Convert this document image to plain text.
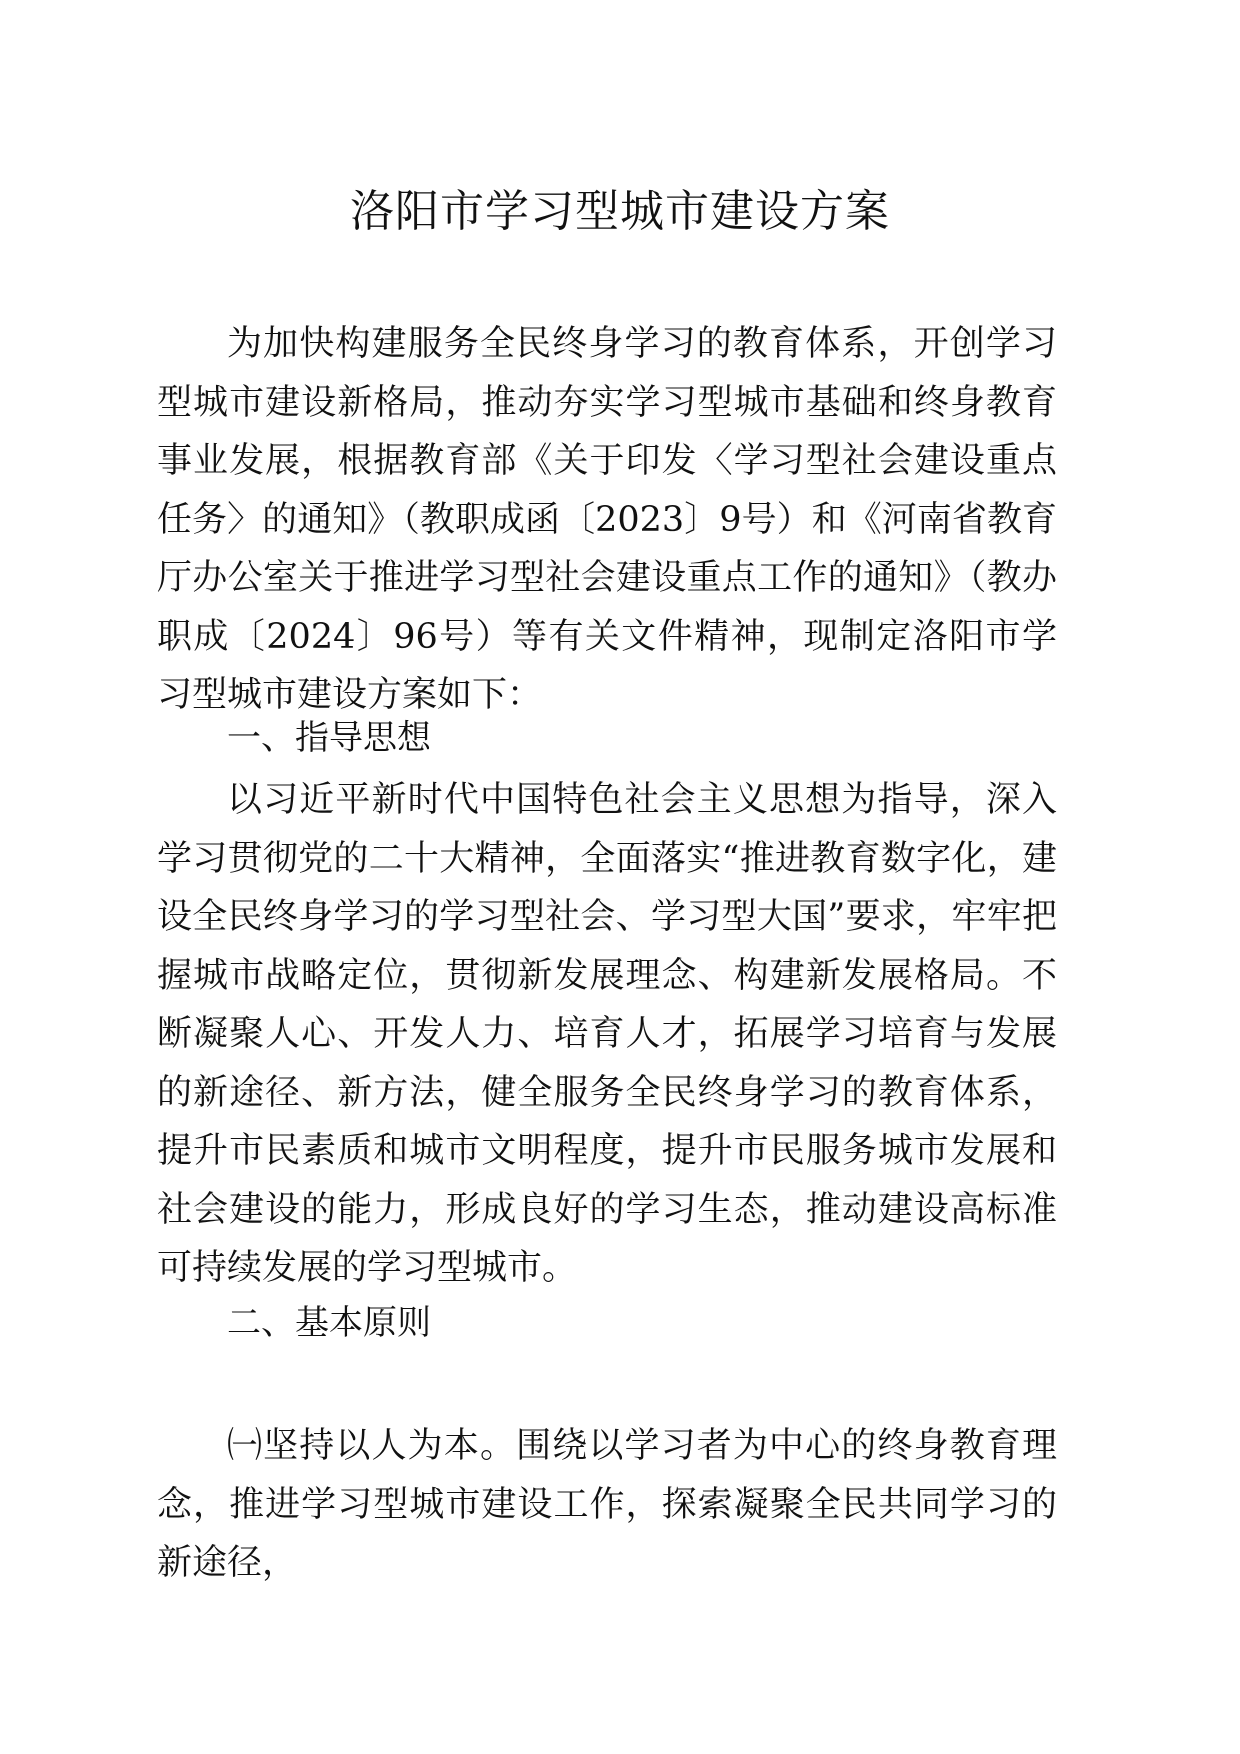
洛阳市学习型城市建设方案

为加快构建服务全民终身学习的教育体系，开创学习型城市建设新格局，推动夯实学习型城市基础和终身教育事业发展，根据教育部《关于印发〈学习型社会建设重点任务〉的通知》（教职成函〔2023〕9号）和《河南省教育厅办公室关于推进学习型社会建设重点工作的通知》（教办职成〔2024〕96号）等有关文件精神，现制定洛阳市学习型城市建设方案如下：

一、指导思想

以习近平新时代中国特色社会主义思想为指导，深入学习贯彻党的二十大精神，全面落实“推进教育数字化，建设全民终身学习的学习型社会、学习型大国”要求，牢牢把握城市战略定位，贯彻新发展理念、构建新发展格局。不断凝聚人心、开发人力、培育人才，拓展学习培育与发展的新途径、新方法，健全服务全民终身学习的教育体系，提升市民素质和城市文明程度，提升市民服务城市发展和社会建设的能力，形成良好的学习生态，推动建设高标准可持续发展的学习型城市。

二、基本原则

㈠坚持以人为本。围绕以学习者为中心的终身教育理念，推进学习型城市建设工作，探索凝聚全民共同学习的新途径，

──────

*WHAT NEEDS TO BE DONE:*
Would you return the data exactly as written, without the pictures?

*WRITTEN REPLY:*
Convert this document image to plain text.
洛阳市学习型城市建设方案

为加快构建服务全民终身学习的教育体系，开创学习型城市建设新格局，推动夯实学习型城市基础和终身教育事业发展，根据教育部《关于印发〈学习型社会建设重点任务〉的通知》（教职成函〔2023〕9号）和《河南省教育厅办公室关于推进学习型社会建设重点工作的通知》（教办职成〔2024〕96号）等有关文件精神，现制定洛阳市学习型城市建设方案如下：

一、指导思想

以习近平新时代中国特色社会主义思想为指导，深入学习贯彻党的二十大精神，全面落实“推进教育数字化，建设全民终身学习的学习型社会、学习型大国”要求，牢牢把握城市战略定位，贯彻新发展理念、构建新发展格局。不断凝聚人心、开发人力、培育人才，拓展学习培育与发展的新途径、新方法，健全服务全民终身学习的教育体系，提升市民素质和城市文明程度，提升市民服务城市发展和社会建设的能力，形成良好的学习生态，推动建设高标准可持续发展的学习型城市。

二、基本原则

㈠坚持以人为本。围绕以学习者为中心的终身教育理念，推进学习型城市建设工作，探索凝聚全民共同学习的新途径，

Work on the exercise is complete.